Return every record below exactly as written, omitting any pictures.

___

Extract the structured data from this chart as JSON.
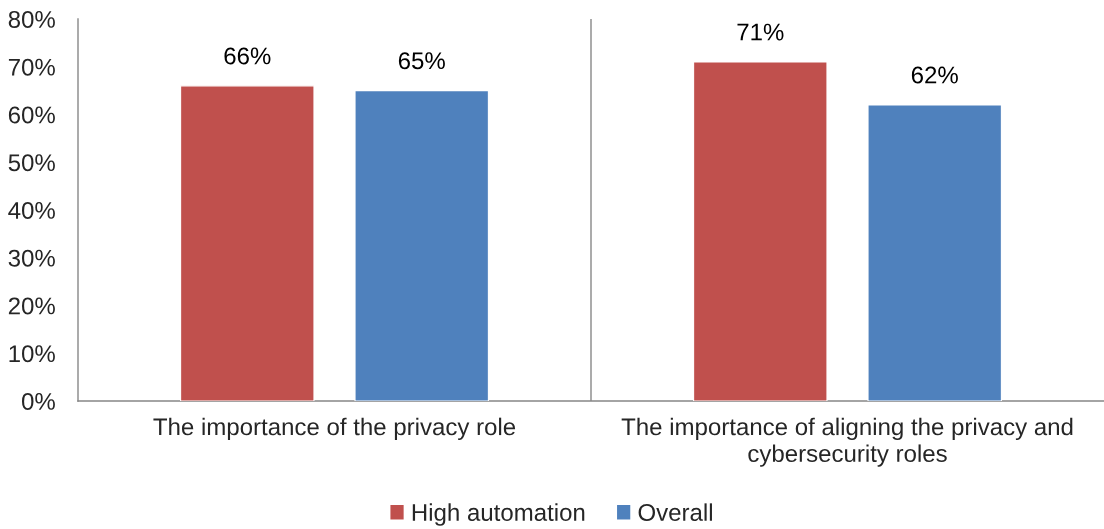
{
  "chart_data": {
    "type": "bar",
    "categories": [
      "The importance of the privacy role",
      "The importance of aligning the privacy and\ncybersecurity roles"
    ],
    "series": [
      {
        "name": "High automation",
        "color": "#c0504d",
        "values": [
          66,
          71
        ],
        "value_labels": [
          "66%",
          "71%"
        ]
      },
      {
        "name": "Overall",
        "color": "#4f81bd",
        "values": [
          65,
          62
        ],
        "value_labels": [
          "65%",
          "62%"
        ]
      }
    ],
    "ylim": [
      0,
      80
    ],
    "yticks": [
      {
        "value": 0,
        "label": "0%"
      },
      {
        "value": 10,
        "label": "10%"
      },
      {
        "value": 20,
        "label": "20%"
      },
      {
        "value": 30,
        "label": "30%"
      },
      {
        "value": 40,
        "label": "40%"
      },
      {
        "value": 50,
        "label": "50%"
      },
      {
        "value": 60,
        "label": "60%"
      },
      {
        "value": 70,
        "label": "70%"
      },
      {
        "value": 80,
        "label": "80%"
      }
    ],
    "grid": "x",
    "legend": "bottom"
  }
}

___

_Task solution_
Extract the structured data from this chart as JSON.
{
  "chart_data": {
    "type": "bar",
    "categories": [
      "The importance of the privacy role",
      "The importance of aligning the privacy and\ncybersecurity roles"
    ],
    "series": [
      {
        "name": "High automation",
        "color": "#c0504d",
        "values": [
          66,
          71
        ],
        "value_labels": [
          "66%",
          "71%"
        ]
      },
      {
        "name": "Overall",
        "color": "#4f81bd",
        "values": [
          65,
          62
        ],
        "value_labels": [
          "65%",
          "62%"
        ]
      }
    ],
    "ylim": [
      0,
      80
    ],
    "yticks": [
      {
        "value": 0,
        "label": "0%"
      },
      {
        "value": 10,
        "label": "10%"
      },
      {
        "value": 20,
        "label": "20%"
      },
      {
        "value": 30,
        "label": "30%"
      },
      {
        "value": 40,
        "label": "40%"
      },
      {
        "value": 50,
        "label": "50%"
      },
      {
        "value": 60,
        "label": "60%"
      },
      {
        "value": 70,
        "label": "70%"
      },
      {
        "value": 80,
        "label": "80%"
      }
    ],
    "grid": "x",
    "legend": "bottom"
  }
}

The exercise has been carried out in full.